• _Your objective_:
Find all lines in the listing that include the word "source", then copy them.
"""
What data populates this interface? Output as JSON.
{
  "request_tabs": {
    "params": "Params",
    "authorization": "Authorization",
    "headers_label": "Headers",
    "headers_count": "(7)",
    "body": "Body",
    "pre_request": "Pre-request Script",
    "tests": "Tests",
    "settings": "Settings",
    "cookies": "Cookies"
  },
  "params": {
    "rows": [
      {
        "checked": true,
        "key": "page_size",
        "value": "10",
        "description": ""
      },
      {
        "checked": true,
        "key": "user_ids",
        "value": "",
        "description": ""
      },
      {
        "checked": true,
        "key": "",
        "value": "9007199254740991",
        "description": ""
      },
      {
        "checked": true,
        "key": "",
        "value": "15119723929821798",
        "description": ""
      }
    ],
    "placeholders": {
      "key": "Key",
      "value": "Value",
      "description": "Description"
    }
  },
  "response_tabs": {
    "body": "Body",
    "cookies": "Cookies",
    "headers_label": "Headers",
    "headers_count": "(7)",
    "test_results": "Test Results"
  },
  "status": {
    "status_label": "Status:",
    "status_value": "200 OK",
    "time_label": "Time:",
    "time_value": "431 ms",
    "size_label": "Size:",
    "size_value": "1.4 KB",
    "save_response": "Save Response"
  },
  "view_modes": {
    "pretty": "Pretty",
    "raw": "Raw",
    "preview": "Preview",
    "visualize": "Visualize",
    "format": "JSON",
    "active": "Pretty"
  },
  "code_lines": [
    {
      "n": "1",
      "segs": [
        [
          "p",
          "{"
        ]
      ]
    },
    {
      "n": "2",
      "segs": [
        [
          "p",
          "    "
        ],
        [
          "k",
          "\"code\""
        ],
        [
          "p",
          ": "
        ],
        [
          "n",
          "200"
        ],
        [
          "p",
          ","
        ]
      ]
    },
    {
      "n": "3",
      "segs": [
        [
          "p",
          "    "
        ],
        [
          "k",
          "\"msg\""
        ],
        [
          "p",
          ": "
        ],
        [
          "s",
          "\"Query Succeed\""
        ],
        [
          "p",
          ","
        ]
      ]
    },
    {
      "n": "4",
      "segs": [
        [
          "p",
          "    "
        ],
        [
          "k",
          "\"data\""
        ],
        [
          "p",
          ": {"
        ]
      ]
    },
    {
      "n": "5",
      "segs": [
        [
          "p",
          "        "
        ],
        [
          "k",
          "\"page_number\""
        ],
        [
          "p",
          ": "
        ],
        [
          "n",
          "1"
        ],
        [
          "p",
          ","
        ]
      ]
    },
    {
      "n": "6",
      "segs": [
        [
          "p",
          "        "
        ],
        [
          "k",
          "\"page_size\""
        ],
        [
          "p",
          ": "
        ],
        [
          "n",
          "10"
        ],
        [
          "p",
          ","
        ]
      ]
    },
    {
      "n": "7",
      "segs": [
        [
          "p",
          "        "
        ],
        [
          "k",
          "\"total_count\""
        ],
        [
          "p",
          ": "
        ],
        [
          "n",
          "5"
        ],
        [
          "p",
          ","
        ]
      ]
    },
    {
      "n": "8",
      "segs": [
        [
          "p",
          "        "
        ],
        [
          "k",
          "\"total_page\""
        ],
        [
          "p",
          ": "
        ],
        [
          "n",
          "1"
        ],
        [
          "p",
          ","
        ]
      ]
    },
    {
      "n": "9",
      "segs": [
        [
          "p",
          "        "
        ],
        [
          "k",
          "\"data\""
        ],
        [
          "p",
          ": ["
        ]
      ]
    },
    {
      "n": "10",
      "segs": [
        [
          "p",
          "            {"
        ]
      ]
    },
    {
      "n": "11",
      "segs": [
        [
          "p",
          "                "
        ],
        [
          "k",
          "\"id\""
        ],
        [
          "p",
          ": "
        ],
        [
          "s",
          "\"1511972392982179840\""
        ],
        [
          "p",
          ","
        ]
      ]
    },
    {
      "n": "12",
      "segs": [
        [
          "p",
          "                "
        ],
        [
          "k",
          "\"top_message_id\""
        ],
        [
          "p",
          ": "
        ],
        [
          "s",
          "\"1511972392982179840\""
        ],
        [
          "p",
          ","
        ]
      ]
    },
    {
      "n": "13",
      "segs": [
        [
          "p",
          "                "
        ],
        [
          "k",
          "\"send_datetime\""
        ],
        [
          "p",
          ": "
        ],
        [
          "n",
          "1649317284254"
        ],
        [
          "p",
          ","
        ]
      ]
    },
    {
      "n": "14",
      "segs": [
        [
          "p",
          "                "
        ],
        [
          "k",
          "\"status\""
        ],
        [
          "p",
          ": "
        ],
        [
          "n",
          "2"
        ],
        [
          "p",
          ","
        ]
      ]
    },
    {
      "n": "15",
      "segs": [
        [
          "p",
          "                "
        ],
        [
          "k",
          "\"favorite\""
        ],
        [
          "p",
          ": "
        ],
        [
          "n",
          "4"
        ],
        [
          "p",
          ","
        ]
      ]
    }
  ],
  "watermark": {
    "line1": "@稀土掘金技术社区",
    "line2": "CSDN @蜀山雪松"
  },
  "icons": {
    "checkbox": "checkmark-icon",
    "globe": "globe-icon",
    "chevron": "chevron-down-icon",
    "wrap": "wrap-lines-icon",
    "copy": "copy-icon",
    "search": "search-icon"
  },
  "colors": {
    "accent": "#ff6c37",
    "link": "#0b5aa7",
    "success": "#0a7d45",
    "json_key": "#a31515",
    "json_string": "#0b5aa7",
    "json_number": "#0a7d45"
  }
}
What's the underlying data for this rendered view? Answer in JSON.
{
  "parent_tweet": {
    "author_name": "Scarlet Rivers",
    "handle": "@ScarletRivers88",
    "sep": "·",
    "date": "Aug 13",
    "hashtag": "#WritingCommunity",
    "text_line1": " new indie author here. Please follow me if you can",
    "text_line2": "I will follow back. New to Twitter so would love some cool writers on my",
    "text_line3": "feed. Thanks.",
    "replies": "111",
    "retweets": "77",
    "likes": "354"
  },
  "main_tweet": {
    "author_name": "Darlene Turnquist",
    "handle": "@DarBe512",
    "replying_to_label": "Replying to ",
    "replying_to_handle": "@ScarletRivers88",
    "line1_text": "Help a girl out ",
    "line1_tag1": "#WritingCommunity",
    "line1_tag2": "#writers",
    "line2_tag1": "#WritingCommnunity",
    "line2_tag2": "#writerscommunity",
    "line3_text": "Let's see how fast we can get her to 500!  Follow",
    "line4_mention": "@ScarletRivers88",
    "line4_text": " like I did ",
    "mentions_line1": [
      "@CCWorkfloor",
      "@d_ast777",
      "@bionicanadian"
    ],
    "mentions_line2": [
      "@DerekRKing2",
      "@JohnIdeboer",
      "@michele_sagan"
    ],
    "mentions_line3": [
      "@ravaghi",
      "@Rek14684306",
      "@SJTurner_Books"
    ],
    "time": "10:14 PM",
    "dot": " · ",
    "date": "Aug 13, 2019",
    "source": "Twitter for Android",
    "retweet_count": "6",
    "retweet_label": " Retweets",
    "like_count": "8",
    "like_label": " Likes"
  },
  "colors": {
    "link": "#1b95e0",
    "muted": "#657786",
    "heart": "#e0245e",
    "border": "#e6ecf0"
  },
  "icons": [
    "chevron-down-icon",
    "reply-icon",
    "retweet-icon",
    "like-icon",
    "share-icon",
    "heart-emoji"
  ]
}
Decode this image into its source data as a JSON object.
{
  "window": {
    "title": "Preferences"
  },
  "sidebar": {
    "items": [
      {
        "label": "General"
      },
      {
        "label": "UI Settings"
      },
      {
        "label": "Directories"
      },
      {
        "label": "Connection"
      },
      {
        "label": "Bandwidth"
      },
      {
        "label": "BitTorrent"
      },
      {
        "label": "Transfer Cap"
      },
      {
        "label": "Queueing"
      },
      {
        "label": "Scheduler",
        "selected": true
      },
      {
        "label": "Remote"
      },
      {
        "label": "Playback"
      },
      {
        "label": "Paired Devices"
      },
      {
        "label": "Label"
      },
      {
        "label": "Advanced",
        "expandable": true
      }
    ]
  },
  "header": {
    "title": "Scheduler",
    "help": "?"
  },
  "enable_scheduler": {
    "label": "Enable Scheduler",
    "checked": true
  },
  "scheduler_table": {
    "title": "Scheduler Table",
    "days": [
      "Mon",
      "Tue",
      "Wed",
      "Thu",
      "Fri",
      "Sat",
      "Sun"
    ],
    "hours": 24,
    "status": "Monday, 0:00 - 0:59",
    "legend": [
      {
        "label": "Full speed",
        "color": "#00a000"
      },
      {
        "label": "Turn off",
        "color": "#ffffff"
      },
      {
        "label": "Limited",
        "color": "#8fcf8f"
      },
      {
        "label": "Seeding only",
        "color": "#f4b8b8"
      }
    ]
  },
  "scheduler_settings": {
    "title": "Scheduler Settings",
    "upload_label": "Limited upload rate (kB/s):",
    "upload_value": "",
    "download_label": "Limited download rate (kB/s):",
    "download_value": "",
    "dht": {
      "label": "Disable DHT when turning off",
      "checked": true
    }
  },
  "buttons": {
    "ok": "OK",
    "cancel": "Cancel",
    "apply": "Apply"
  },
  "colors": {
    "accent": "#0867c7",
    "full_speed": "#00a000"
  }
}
"""
• _Full response_:
    "source": "Twitter for Android",
Decode this image into its source data as a JSON object.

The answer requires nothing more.